▶ _WHAT TO PRODUCE_
Copy every line of the stored entries below word for word, keeping each line the same as in the original.

▶ _Stored entries_
* start *

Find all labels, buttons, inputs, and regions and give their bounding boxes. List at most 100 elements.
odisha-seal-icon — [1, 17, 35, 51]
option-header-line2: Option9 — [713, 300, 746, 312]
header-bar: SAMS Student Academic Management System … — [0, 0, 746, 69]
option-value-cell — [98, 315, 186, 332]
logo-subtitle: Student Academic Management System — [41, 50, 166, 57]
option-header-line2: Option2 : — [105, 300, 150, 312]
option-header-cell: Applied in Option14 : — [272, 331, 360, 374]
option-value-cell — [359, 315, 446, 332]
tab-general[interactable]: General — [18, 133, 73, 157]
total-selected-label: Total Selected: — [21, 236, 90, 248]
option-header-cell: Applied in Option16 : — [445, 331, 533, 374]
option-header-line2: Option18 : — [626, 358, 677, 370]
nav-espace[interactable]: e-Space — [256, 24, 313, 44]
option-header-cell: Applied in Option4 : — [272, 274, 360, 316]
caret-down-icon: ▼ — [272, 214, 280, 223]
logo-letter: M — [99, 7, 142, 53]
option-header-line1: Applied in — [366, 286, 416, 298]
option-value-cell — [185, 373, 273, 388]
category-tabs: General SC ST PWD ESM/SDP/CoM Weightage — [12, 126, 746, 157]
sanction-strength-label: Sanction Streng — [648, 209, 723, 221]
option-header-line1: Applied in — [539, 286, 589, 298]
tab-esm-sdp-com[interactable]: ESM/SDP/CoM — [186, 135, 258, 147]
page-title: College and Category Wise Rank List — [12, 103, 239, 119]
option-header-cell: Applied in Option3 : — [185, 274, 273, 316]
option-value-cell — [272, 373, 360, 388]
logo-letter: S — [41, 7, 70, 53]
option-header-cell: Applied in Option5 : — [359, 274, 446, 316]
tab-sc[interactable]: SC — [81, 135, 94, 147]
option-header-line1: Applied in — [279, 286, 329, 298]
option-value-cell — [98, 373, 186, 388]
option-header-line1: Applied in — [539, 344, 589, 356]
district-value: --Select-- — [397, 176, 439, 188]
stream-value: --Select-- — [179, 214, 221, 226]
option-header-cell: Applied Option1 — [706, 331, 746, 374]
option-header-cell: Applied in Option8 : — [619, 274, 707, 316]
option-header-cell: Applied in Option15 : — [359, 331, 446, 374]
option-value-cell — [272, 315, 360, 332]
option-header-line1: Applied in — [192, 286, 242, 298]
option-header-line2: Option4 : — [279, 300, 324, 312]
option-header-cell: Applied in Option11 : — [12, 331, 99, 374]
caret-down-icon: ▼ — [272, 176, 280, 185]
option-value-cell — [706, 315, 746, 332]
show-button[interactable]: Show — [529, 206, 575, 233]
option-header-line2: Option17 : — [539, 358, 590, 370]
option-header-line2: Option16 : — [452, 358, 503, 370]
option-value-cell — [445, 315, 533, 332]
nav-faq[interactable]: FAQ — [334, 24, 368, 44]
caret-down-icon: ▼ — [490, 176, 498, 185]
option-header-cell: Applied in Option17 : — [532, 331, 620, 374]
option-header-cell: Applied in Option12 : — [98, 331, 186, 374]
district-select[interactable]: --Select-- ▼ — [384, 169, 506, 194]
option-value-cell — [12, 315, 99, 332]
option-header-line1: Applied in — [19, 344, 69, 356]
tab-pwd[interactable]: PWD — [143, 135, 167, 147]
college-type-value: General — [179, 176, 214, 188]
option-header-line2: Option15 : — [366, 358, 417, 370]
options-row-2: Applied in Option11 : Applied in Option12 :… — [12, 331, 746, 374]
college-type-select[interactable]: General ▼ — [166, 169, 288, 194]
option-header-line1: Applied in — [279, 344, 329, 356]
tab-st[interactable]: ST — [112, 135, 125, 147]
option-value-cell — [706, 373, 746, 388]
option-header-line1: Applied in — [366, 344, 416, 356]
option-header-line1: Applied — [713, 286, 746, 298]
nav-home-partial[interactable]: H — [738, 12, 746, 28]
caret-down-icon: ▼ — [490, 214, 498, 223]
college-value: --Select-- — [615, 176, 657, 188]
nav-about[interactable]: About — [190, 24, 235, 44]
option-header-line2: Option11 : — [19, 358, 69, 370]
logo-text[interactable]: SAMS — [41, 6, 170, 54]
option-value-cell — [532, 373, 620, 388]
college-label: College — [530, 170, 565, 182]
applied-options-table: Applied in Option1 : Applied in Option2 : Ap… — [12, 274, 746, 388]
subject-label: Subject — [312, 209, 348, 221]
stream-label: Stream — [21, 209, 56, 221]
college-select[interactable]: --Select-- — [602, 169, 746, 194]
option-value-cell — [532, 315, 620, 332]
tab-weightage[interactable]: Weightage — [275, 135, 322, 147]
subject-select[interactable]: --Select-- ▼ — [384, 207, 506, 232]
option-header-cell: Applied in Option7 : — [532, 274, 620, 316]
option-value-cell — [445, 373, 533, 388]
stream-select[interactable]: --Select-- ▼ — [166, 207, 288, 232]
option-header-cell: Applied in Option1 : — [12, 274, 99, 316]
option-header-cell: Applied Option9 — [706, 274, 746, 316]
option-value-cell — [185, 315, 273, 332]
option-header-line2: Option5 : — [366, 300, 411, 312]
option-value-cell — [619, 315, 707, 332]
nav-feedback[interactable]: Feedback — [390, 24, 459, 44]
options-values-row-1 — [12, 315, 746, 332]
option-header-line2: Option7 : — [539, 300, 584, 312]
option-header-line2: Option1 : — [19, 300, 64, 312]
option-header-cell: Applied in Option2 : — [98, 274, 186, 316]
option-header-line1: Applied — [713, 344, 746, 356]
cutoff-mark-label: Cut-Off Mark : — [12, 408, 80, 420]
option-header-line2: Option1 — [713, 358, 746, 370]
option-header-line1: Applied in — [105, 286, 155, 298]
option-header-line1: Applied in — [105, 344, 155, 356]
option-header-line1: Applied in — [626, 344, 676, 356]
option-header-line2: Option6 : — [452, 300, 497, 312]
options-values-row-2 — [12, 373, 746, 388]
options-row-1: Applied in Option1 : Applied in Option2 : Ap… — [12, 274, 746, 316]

* end *

▶ _ANSWER FOR THE TASK_
Find all labels, buttons, inputs, and regions and give their bounding boxes. List at most 100 elements.
odisha-seal-icon — [1, 17, 35, 51]
option-header-line2: Option9 — [713, 300, 746, 312]
header-bar: SAMS Student Academic Management System … — [0, 0, 746, 69]
option-value-cell — [98, 315, 186, 332]
logo-subtitle: Student Academic Management System — [41, 50, 166, 57]
option-header-line2: Option2 : — [105, 300, 150, 312]
option-header-cell: Applied in Option14 : — [272, 331, 360, 374]
option-value-cell — [359, 315, 446, 332]
tab-general[interactable]: General — [18, 133, 73, 157]
total-selected-label: Total Selected: — [21, 236, 90, 248]
option-header-cell: Applied in Option16 : — [445, 331, 533, 374]
option-header-line2: Option18 : — [626, 358, 677, 370]
nav-espace[interactable]: e-Space — [256, 24, 313, 44]
option-header-cell: Applied in Option4 : — [272, 274, 360, 316]
caret-down-icon: ▼ — [272, 214, 280, 223]
logo-letter: M — [99, 7, 142, 53]
option-header-line1: Applied in — [366, 286, 416, 298]
option-value-cell — [185, 373, 273, 388]
category-tabs: General SC ST PWD ESM/SDP/CoM Weightage — [12, 126, 746, 157]
sanction-strength-label: Sanction Streng — [648, 209, 723, 221]
option-header-line1: Applied in — [539, 286, 589, 298]
tab-esm-sdp-com[interactable]: ESM/SDP/CoM — [186, 135, 258, 147]
page-title: College and Category Wise Rank List — [12, 103, 239, 119]
option-header-cell: Applied in Option3 : — [185, 274, 273, 316]
option-value-cell — [272, 373, 360, 388]
logo-letter: S — [41, 7, 70, 53]
option-header-cell: Applied in Option5 : — [359, 274, 446, 316]
tab-sc[interactable]: SC — [81, 135, 94, 147]
option-header-line1: Applied in — [279, 286, 329, 298]
option-value-cell — [98, 373, 186, 388]
option-header-line1: Applied in — [539, 344, 589, 356]
district-value: --Select-- — [397, 176, 439, 188]
stream-value: --Select-- — [179, 214, 221, 226]
option-header-cell: Applied Option1 — [706, 331, 746, 374]
option-header-cell: Applied in Option8 : — [619, 274, 707, 316]
option-header-cell: Applied in Option15 : — [359, 331, 446, 374]
option-value-cell — [272, 315, 360, 332]
option-header-line1: Applied in — [192, 286, 242, 298]
option-header-line2: Option4 : — [279, 300, 324, 312]
option-header-cell: Applied in Option11 : — [12, 331, 99, 374]
caret-down-icon: ▼ — [272, 176, 280, 185]
option-value-cell — [706, 315, 746, 332]
show-button[interactable]: Show — [529, 206, 575, 233]
option-header-line2: Option17 : — [539, 358, 590, 370]
option-header-line2: Option16 : — [452, 358, 503, 370]
option-value-cell — [445, 315, 533, 332]
nav-faq[interactable]: FAQ — [334, 24, 368, 44]
caret-down-icon: ▼ — [490, 176, 498, 185]
option-header-cell: Applied in Option17 : — [532, 331, 620, 374]
option-header-cell: Applied in Option12 : — [98, 331, 186, 374]
district-select[interactable]: --Select-- ▼ — [384, 169, 506, 194]
option-value-cell — [12, 315, 99, 332]
option-header-line1: Applied in — [19, 344, 69, 356]
tab-pwd[interactable]: PWD — [143, 135, 167, 147]
college-type-value: General — [179, 176, 214, 188]
option-header-line2: Option15 : — [366, 358, 417, 370]
options-row-2: Applied in Option11 : Applied in Option12 :… — [12, 331, 746, 374]
college-type-select[interactable]: General ▼ — [166, 169, 288, 194]
option-header-line1: Applied in — [279, 344, 329, 356]
tab-st[interactable]: ST — [112, 135, 125, 147]
option-value-cell — [706, 373, 746, 388]
option-header-line1: Applied in — [366, 344, 416, 356]
option-header-line1: Applied — [713, 286, 746, 298]
nav-home-partial[interactable]: H — [738, 12, 746, 28]
caret-down-icon: ▼ — [490, 214, 498, 223]
college-value: --Select-- — [615, 176, 657, 188]
nav-about[interactable]: About — [190, 24, 235, 44]
option-header-line2: Option11 : — [19, 358, 69, 370]
logo-text[interactable]: SAMS — [41, 6, 170, 54]
option-value-cell — [532, 373, 620, 388]
college-label: College — [530, 170, 565, 182]
applied-options-table: Applied in Option1 : Applied in Option2 : Ap… — [12, 274, 746, 388]
subject-label: Subject — [312, 209, 348, 221]
stream-label: Stream — [21, 209, 56, 221]
college-select[interactable]: --Select-- — [602, 169, 746, 194]
option-value-cell — [532, 315, 620, 332]
tab-weightage[interactable]: Weightage — [275, 135, 322, 147]
subject-select[interactable]: --Select-- ▼ — [384, 207, 506, 232]
option-header-cell: Applied in Option7 : — [532, 274, 620, 316]
option-value-cell — [445, 373, 533, 388]
stream-select[interactable]: --Select-- ▼ — [166, 207, 288, 232]
option-header-cell: Applied in Option1 : — [12, 274, 99, 316]
option-header-cell: Applied Option9 — [706, 274, 746, 316]
option-value-cell — [185, 315, 273, 332]
option-header-line2: Option5 : — [366, 300, 411, 312]
option-value-cell — [619, 315, 707, 332]
nav-feedback[interactable]: Feedback — [390, 24, 459, 44]
options-values-row-1 — [12, 315, 746, 332]
option-header-line2: Option7 : — [539, 300, 584, 312]
option-header-line2: Option1 : — [19, 300, 64, 312]
option-header-cell: Applied in Option2 : — [98, 274, 186, 316]
option-header-line1: Applied — [713, 344, 746, 356]
cutoff-mark-label: Cut-Off Mark : — [12, 408, 80, 420]
option-header-line2: Option1 — [713, 358, 746, 370]
option-header-line1: Applied in — [105, 286, 155, 298]
option-header-line1: Applied in — [105, 344, 155, 356]
option-header-line1: Applied in — [626, 344, 676, 356]
option-header-line2: Option6 : — [452, 300, 497, 312]
options-values-row-2 — [12, 373, 746, 388]
options-row-1: Applied in Option1 : Applied in Option2 : Ap… — [12, 274, 746, 316]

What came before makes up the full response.